** Latihan Tertulis **
Menurut teks tentang Jembatan Aborsi, jembatan itu menghubungkan wilayah mana dengan wilayah mana?

** Kutipan Sumber **
>>>
Mahasiswa UI yang nggak bawa kendaraan ke kampus dan terpaksa jalan kaki pasti tau Jembatan Aborsi, deh.
Universitas Indonesia adalah satu nama kampus yang diidam-idamkan oleh banyak orang. Satu nama kampus yang dianggap sulit untuk “dicapai” karena ujian masuknya yang juga tak mudah. Saya sungguh beruntung bisa diterima di kampus tersebut dan menjadi salah satu mahasiswanya. Begitu merasakan secara langsung bagaimana rasanya menjadi mahasiswa pemegang Jaket Kuning, saya lantas mengamini betapa besar perjuangan yang perlu dilakukan untuk bisa “survive” di UI.
Akan tetapi, perjuangan yang saya maksud di sini nggak cuma berkaitan dengan tugas atau pekerjaan akademik yang perlu dilakukan, melainkan juga perjuangan di luarnya. Bagi mahasiswa UI yang nggak memiliki kendaraan pribadi dan mesti berjalan kaki ke area kampus, tentu sudah akrab dengan Jembatan Aborsi. Menurut saya, jembatan ini merupakan contoh paling nyata dari beratnya perjuangan mahasiswa UI.
Daftar Isi
Apa sih Jembatan Aborsi Itu?
Untuk masalah penamaan, sejujurnya saya kurang mengerti kenapa bisa dinamakan Jembatan Aborsi. Namun kalau kalian memperhatikan rupanya, kalian pasti langsung bisa menerka-nerka dan membuat kesimpulan sendiri.
Jadi, Jembatan Aborsi adalah sebutan bagi jembatan penyeberangan orang (JPO) yang menghubungkan wilayah Barel dengan wilayah UI. Mengapa perlu menggunakan JPO? Ya karena di bawah Jembatan Aborsi terdapat lintasan rel dari Stasiun Universitas Indonesia. Kalau nggak pakai JPO, badan kalian akan auto berciuman dengan kereta api.
<<<
** Daftar Data **
>>>
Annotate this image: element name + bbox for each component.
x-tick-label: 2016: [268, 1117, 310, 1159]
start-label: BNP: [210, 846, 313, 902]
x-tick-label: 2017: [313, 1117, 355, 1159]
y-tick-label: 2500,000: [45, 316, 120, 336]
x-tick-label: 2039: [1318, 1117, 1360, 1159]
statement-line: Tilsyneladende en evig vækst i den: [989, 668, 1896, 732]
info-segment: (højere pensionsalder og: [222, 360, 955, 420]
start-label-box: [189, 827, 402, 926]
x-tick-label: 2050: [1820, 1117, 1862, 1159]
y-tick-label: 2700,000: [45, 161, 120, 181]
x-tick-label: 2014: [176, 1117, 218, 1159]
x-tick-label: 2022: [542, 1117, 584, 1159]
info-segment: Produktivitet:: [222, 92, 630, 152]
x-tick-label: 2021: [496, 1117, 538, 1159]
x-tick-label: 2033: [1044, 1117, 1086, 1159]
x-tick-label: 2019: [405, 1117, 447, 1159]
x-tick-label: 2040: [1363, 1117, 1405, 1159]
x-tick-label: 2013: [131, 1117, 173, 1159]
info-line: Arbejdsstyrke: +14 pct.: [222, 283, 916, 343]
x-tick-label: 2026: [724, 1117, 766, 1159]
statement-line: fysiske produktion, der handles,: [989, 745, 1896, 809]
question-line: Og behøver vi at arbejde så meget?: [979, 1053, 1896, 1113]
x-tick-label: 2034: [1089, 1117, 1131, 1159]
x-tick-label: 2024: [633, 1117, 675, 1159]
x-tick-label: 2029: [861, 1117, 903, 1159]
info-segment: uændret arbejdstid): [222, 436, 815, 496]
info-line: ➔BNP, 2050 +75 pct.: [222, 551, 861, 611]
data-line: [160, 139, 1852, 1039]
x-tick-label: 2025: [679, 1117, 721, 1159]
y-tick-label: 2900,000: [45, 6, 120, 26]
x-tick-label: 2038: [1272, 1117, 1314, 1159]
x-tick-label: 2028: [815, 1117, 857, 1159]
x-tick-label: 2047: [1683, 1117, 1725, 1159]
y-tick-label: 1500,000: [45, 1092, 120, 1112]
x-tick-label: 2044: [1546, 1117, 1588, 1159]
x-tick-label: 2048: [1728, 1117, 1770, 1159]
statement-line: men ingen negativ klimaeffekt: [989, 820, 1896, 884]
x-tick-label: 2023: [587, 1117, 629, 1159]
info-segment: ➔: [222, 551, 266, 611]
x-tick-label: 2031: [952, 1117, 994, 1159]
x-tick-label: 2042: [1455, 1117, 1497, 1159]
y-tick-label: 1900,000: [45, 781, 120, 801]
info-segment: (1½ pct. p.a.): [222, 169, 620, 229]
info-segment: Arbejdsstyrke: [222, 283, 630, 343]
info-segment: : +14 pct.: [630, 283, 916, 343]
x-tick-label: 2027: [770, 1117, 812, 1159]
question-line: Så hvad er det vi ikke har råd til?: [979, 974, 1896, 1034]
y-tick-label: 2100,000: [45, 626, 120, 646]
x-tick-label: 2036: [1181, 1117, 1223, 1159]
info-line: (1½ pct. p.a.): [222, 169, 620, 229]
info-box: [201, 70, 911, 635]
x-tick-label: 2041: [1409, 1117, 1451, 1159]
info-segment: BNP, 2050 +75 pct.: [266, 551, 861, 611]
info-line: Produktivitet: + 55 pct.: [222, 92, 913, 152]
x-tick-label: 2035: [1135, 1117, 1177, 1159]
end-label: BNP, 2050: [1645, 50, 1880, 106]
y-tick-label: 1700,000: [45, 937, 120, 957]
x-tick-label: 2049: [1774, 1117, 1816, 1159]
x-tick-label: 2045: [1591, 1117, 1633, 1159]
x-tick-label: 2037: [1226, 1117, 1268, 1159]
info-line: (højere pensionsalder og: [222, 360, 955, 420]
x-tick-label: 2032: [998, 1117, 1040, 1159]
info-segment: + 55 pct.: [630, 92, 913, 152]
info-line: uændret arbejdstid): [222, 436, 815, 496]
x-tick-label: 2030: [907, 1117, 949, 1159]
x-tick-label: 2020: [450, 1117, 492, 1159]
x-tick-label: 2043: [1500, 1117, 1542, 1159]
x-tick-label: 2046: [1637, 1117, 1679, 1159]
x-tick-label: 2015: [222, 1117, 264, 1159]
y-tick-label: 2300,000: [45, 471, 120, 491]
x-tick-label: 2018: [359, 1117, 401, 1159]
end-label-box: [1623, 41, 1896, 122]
<<<
** Jawaban Soal **
Wilayah Barel dengan wilayah UI.